begin Given information

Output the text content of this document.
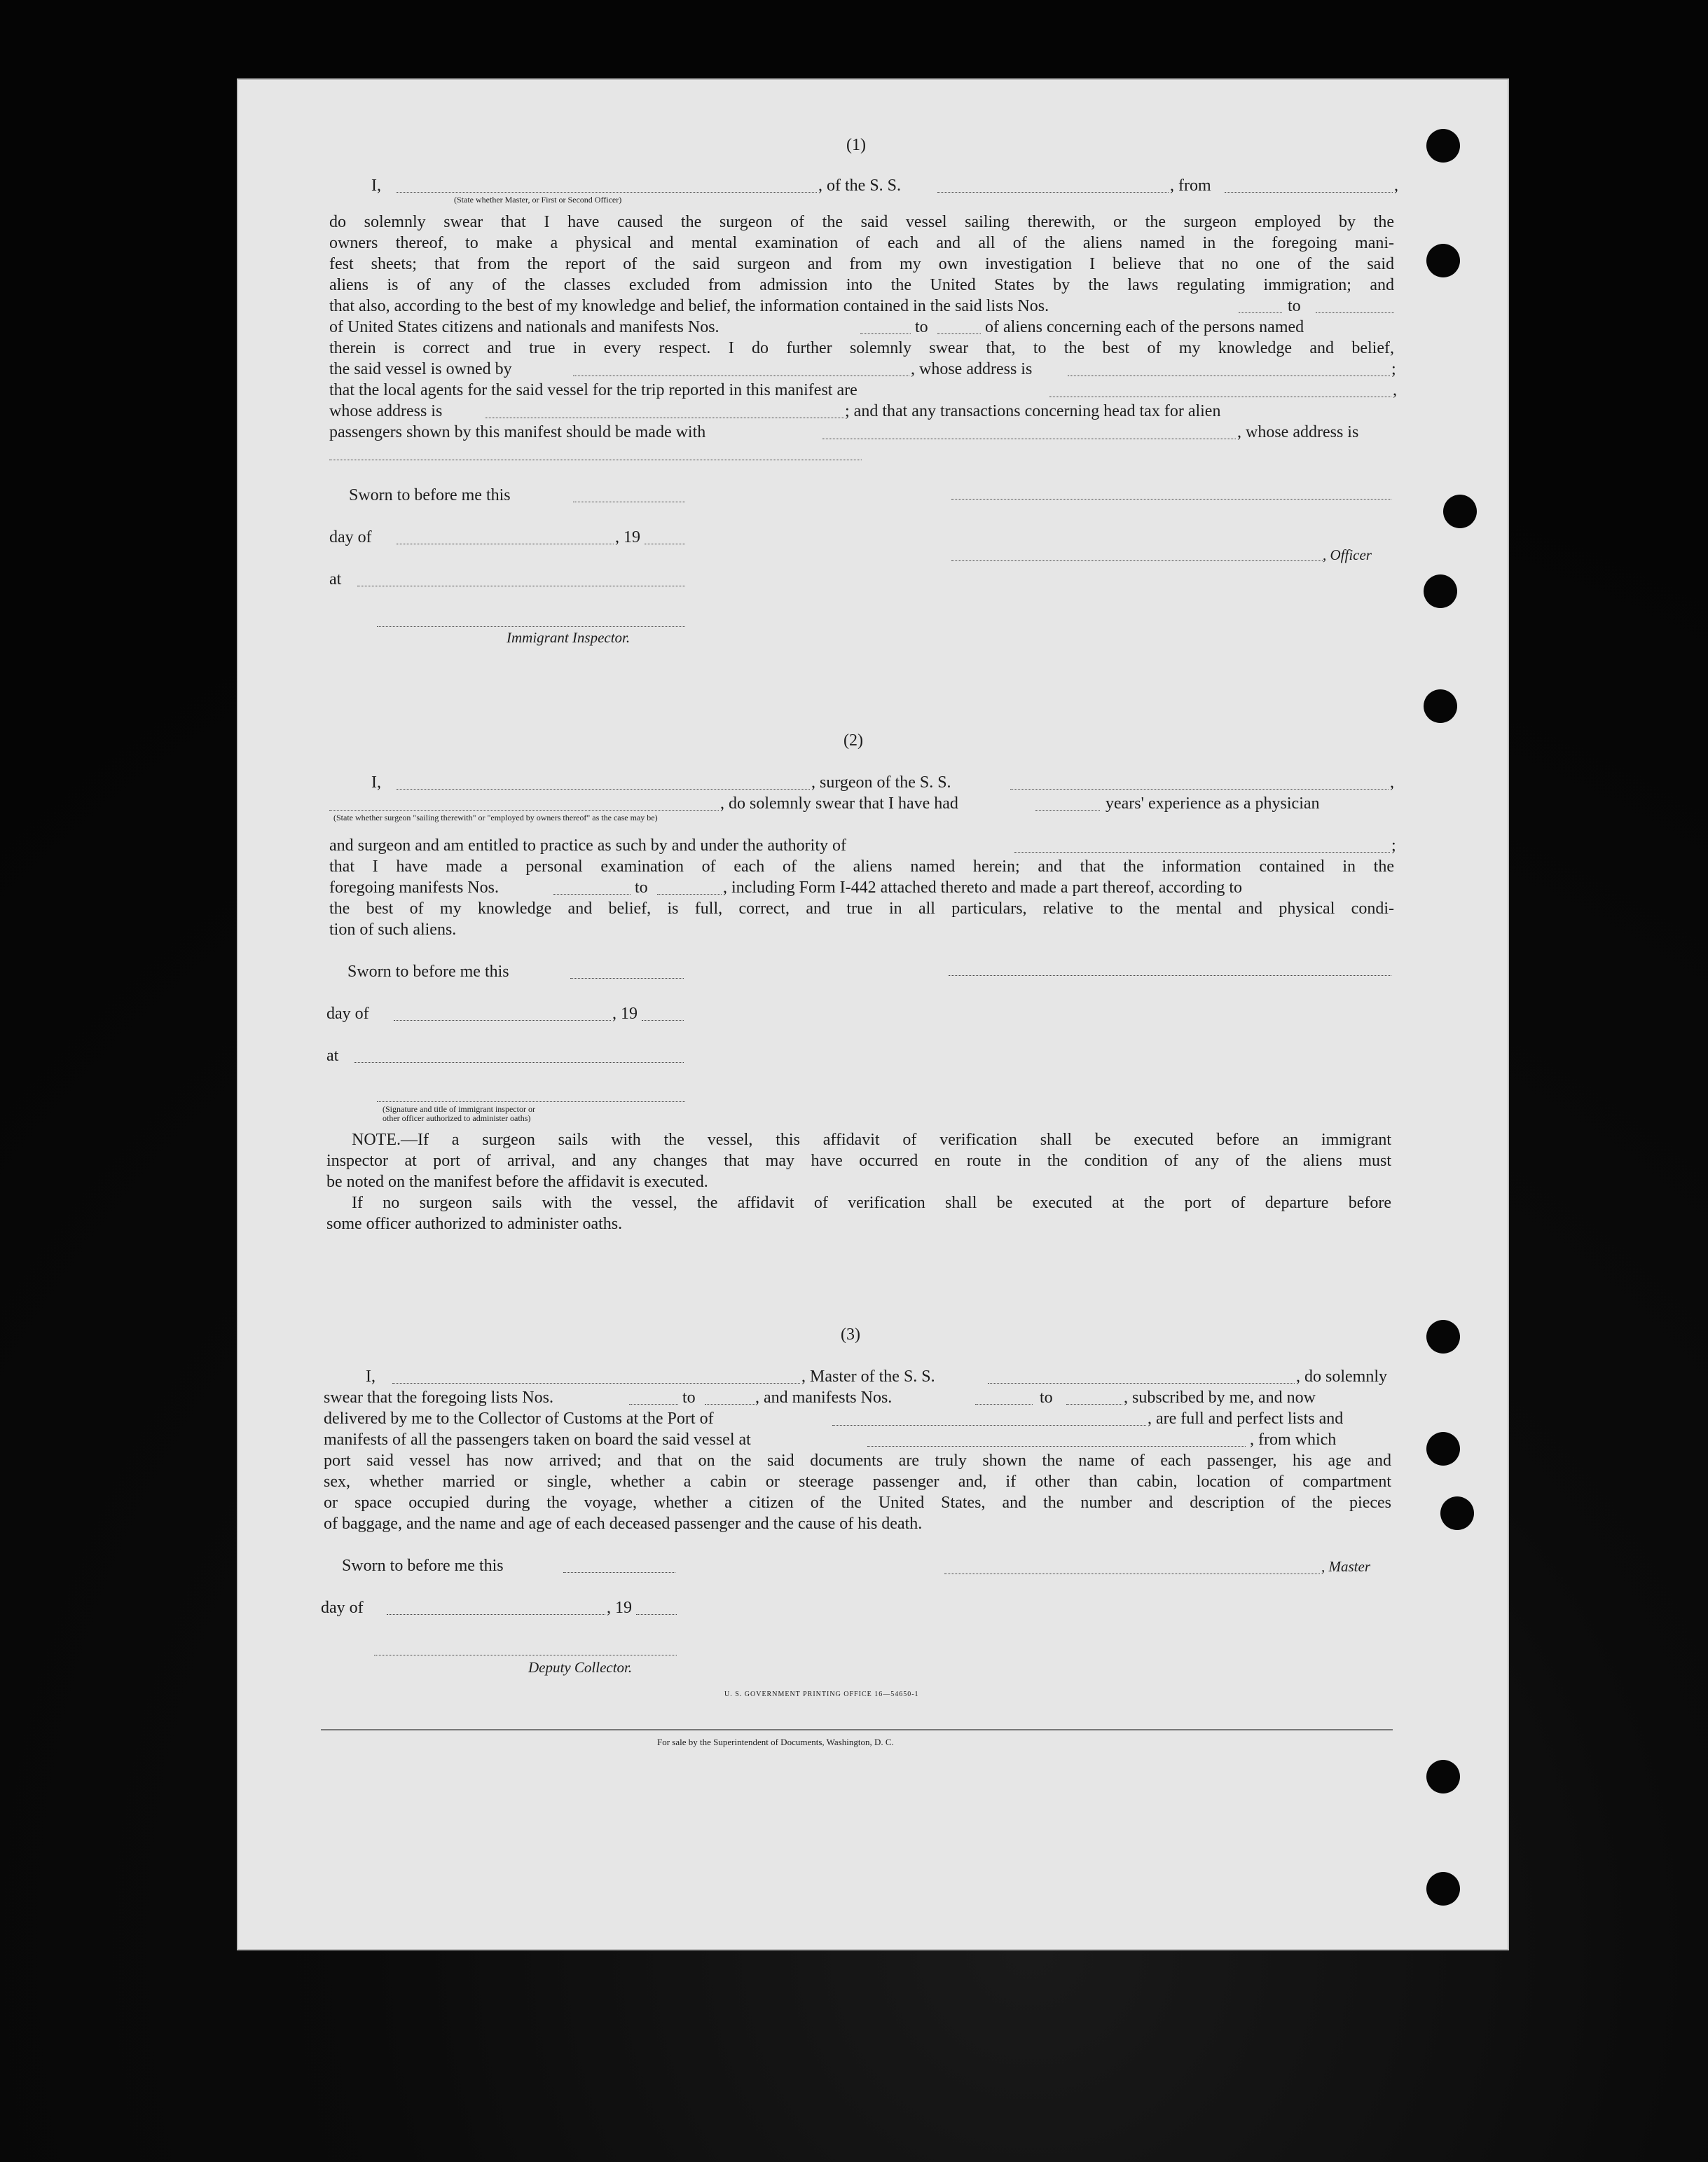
(1)
I,	, of the S. S.	, from	,
(State whether Master, or First or Second Officer)
do solemnly swear that I have caused the surgeon of the said vessel sailing therewith, or the surgeon employed by the
owners thereof, to make a physical and mental examination of each and all of the aliens named in the foregoing mani-
fest sheets; that from the report of the said surgeon and from my own investigation I believe that no one of the said
aliens is of any of the classes excluded from admission into the United States by the laws regulating immigration; and
that also, according to the best of my knowledge and belief, the information contained in the said lists Nos.	to
of United States citizens and nationals and manifests Nos.	to	of aliens concerning each of the persons named
therein is correct and true in every respect. I do further solemnly swear that, to the best of my knowledge and belief,
the said vessel is owned by	, whose address is	;
that the local agents for the said vessel for the trip reported in this manifest are	,
whose address is	; and that any transactions concerning head tax for alien
passengers shown by this manifest should be made with	, whose address is
Sworn to before me this
day of	, 19
, Officer
at
Immigrant Inspector.
(2)
I,	, surgeon of the S. S.	,
, do solemnly swear that I have had	years' experience as a physician
(State whether surgeon "sailing therewith" or "employed by owners thereof" as the case may be)
and surgeon and am entitled to practice as such by and under the authority of	;
that I have made a personal examination of each of the aliens named herein; and that the information contained in the
foregoing manifests Nos.	to	, including Form I-442 attached thereto and made a part thereof, according to
the best of my knowledge and belief, is full, correct, and true in all particulars, relative to the mental and physical condi-
tion of such aliens.
Sworn to before me this
day of	, 19
at
(Signature and title of immigrant inspector or
other officer authorized to administer oaths)
NOTE.—If a surgeon sails with the vessel, this affidavit of verification shall be executed before an immigrant
inspector at port of arrival, and any changes that may have occurred en route in the condition of any of the aliens must
be noted on the manifest before the affidavit is executed.
If no surgeon sails with the vessel, the affidavit of verification shall be executed at the port of departure before
some officer authorized to administer oaths.
(3)
I,	, Master of the S. S.	, do solemnly
swear that the foregoing lists Nos.	to	, and manifests Nos.	to	, subscribed by me, and now
delivered by me to the Collector of Customs at the Port of	, are full and perfect lists and
manifests of all the passengers taken on board the said vessel at	, from which
port said vessel has now arrived; and that on the said documents are truly shown the name of each passenger, his age and
sex, whether married or single, whether a cabin or steerage passenger and, if other than cabin, location of compartment
or space occupied during the voyage, whether a citizen of the United States, and the number and description of the pieces
of baggage, and the name and age of each deceased passenger and the cause of his death.
Sworn to before me this	, Master
day of	, 19
Deputy Collector.
U. S. GOVERNMENT PRINTING OFFICE 16—54650-1
For sale by the Superintendent of Documents, Washington, D. C.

end Given information

In the records above, find each line that holds the word "sailing"; copy all such lines.

do solemnly swear that I have caused the surgeon of the said vessel sailing therewith, or the surgeon employed by the
(State whether surgeon "sailing therewith" or "employed by owners thereof" as the case may be)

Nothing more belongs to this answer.